**Required work:**
In the entries below, find every line with "framework" and copy it.
— begin Information supplied —
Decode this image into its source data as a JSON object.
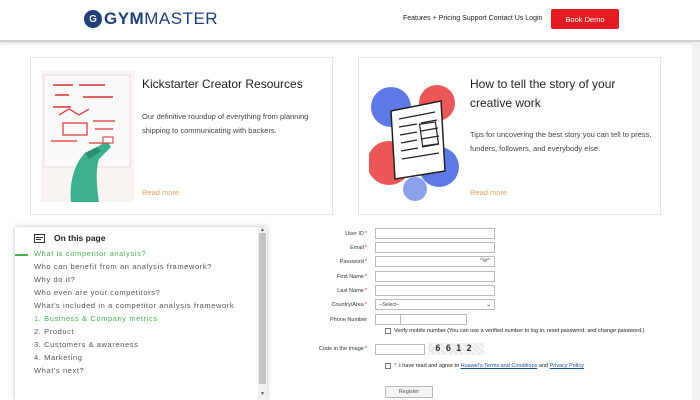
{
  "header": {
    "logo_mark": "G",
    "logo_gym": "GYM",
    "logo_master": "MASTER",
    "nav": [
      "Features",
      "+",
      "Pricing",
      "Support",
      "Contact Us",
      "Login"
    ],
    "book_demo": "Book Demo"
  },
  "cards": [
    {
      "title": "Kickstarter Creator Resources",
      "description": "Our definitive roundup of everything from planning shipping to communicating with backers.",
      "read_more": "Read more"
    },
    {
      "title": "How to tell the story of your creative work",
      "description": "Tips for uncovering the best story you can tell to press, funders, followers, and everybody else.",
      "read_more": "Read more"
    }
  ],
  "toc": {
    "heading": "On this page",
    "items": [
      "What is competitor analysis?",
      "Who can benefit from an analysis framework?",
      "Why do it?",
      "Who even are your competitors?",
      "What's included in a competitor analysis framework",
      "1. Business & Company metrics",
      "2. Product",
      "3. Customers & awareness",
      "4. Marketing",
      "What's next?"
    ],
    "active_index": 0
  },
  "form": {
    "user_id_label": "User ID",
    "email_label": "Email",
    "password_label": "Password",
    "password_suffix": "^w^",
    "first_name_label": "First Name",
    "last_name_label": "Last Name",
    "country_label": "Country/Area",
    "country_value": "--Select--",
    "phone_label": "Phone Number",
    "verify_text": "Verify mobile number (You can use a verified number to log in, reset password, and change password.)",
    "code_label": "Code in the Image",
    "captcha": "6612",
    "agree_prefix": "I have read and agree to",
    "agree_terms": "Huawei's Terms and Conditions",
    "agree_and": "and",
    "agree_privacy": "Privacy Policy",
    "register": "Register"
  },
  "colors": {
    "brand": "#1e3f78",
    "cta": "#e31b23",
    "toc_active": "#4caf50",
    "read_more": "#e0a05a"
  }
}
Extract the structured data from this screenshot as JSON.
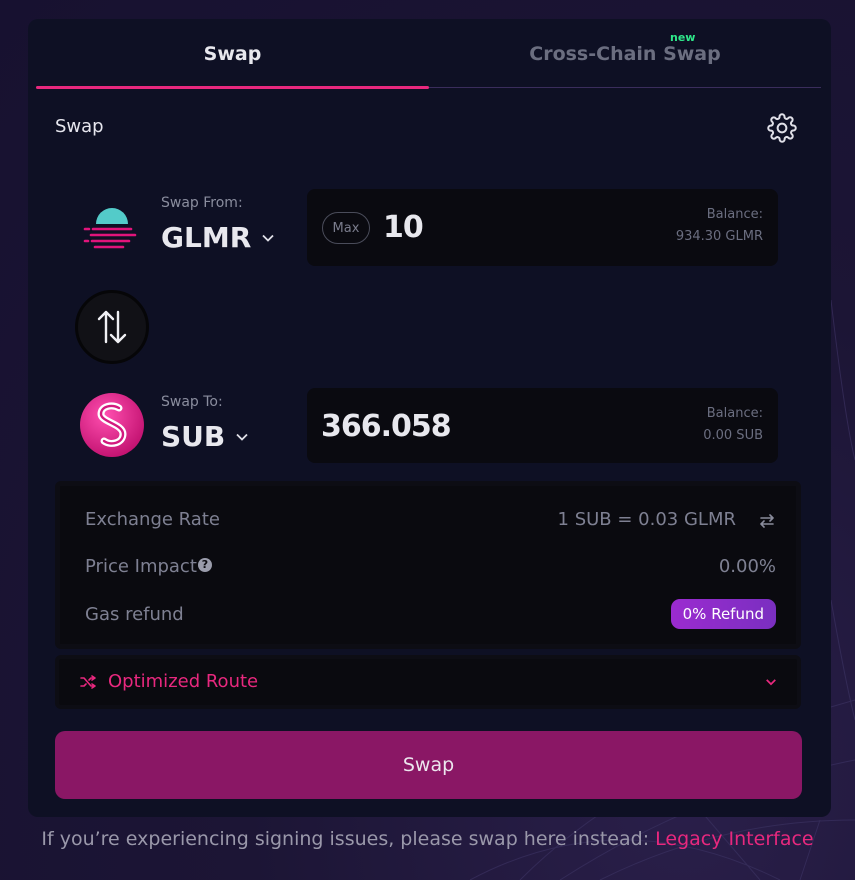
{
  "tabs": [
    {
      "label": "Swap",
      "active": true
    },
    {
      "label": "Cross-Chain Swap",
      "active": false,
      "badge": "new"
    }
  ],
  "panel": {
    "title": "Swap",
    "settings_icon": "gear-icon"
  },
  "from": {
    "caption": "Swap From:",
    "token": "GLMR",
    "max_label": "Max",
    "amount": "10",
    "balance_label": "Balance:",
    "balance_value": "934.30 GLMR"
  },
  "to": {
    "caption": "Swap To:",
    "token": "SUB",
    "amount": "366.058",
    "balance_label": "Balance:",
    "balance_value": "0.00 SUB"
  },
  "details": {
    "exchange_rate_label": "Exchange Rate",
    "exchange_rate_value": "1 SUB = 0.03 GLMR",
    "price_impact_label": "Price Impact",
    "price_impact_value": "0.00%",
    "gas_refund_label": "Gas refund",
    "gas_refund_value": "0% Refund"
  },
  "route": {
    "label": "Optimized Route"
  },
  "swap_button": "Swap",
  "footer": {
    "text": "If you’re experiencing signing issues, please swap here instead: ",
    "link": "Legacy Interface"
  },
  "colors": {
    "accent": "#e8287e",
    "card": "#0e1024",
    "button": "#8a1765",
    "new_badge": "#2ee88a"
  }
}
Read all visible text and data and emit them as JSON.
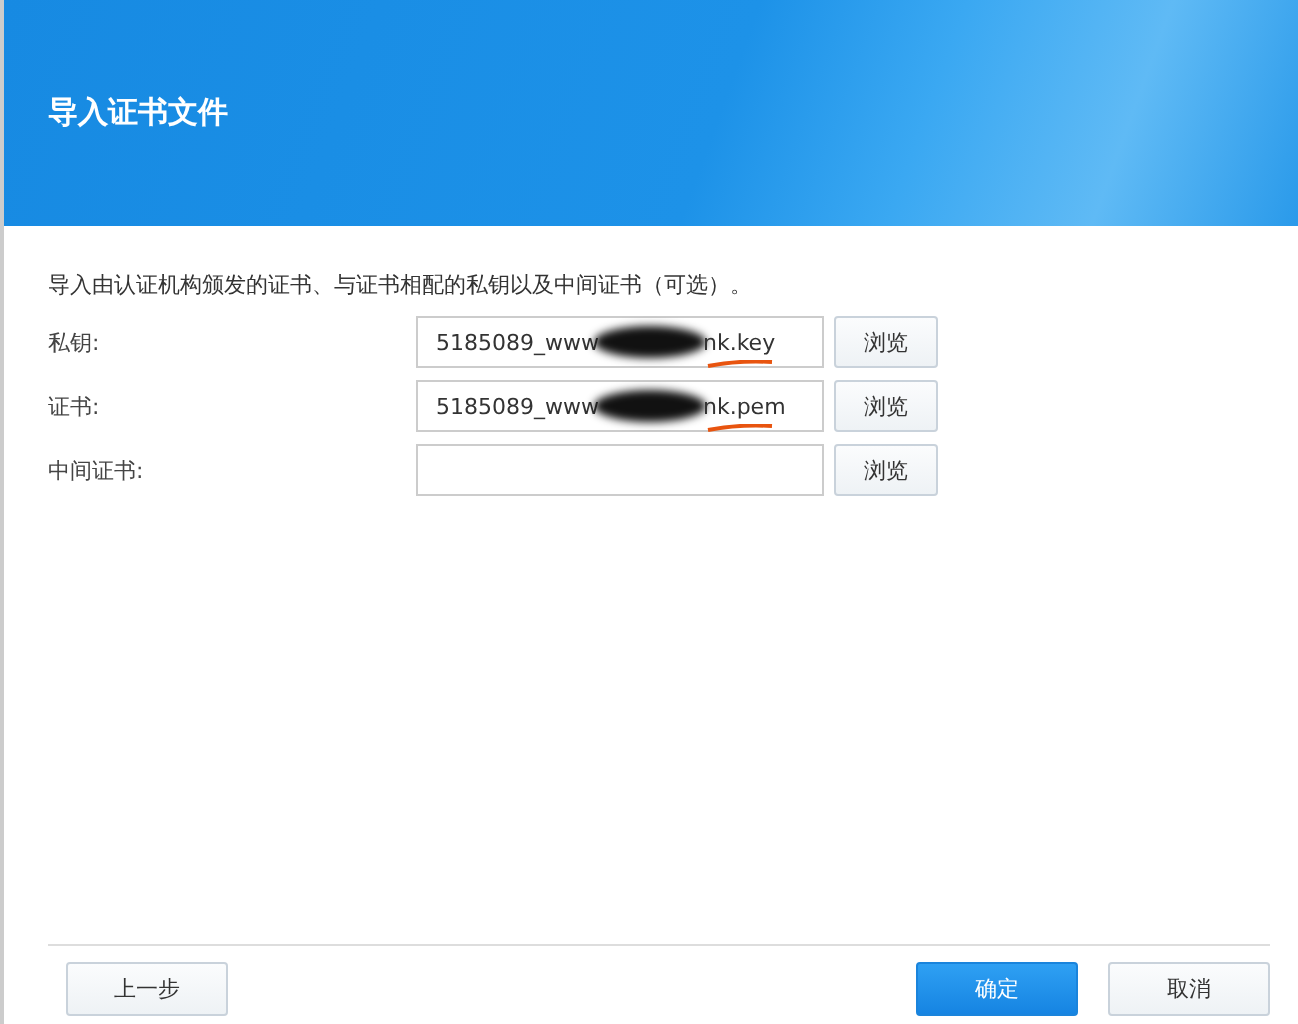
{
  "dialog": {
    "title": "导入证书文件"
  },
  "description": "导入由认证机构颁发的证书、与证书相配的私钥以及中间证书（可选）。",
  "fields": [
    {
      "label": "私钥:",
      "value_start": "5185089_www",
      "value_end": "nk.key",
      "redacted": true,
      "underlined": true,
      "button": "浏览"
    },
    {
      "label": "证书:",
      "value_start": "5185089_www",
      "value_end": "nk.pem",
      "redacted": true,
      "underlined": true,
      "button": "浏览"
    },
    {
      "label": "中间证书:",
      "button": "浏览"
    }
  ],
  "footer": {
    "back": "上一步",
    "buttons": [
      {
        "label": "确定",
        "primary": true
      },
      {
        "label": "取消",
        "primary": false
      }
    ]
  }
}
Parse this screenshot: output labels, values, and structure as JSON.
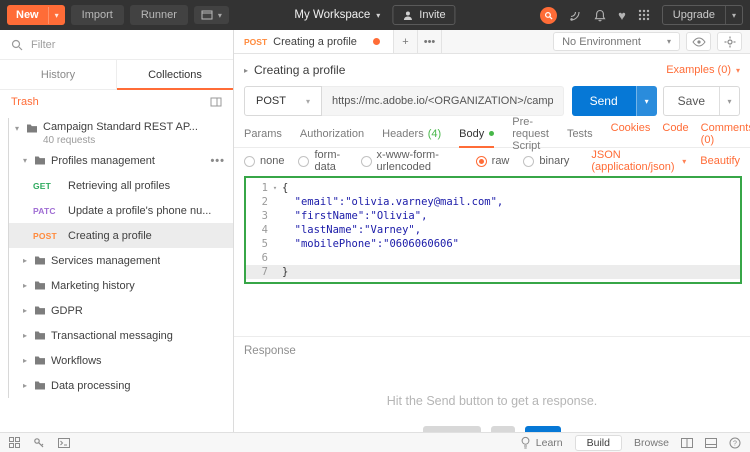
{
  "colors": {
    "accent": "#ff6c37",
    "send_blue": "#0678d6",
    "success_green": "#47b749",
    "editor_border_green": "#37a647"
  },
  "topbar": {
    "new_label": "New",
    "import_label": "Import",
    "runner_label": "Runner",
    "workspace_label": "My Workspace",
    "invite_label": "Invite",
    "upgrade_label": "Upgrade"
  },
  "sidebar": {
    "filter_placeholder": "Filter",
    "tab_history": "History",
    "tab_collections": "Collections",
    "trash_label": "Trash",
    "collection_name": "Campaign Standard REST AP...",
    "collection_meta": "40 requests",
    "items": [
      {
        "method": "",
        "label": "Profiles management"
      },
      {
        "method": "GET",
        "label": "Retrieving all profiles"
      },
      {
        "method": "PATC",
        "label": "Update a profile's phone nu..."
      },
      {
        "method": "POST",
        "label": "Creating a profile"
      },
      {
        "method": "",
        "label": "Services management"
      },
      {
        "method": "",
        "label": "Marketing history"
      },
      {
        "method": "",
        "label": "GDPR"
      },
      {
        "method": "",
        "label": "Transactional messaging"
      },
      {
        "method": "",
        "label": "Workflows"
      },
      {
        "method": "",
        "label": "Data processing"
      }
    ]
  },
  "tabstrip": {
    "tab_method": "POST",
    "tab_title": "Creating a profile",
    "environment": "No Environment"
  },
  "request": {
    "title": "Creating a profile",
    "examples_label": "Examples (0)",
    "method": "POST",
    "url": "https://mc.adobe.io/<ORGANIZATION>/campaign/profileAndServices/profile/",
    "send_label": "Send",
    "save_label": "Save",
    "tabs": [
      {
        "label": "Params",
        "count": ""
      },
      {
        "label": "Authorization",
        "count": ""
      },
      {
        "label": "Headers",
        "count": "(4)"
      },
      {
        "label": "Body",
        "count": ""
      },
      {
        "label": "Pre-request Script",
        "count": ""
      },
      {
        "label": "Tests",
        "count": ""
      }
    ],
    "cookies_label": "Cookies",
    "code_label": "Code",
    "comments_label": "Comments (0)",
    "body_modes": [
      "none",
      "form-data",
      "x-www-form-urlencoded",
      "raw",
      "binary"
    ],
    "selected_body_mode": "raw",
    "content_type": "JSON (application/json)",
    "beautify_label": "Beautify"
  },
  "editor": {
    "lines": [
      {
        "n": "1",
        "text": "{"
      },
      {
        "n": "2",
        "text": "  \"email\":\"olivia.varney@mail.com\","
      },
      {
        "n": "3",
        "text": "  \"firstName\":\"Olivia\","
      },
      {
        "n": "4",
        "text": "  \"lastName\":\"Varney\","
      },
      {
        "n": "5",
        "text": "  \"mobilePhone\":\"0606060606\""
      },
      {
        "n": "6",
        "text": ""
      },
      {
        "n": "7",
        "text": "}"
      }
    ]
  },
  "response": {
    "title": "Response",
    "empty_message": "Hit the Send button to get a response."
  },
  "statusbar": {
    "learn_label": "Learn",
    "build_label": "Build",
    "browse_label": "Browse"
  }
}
— end Information supplied —
**Expected answer:**
      "Who can benefit from an analysis framework?",
      "What's included in a competitor analysis framework",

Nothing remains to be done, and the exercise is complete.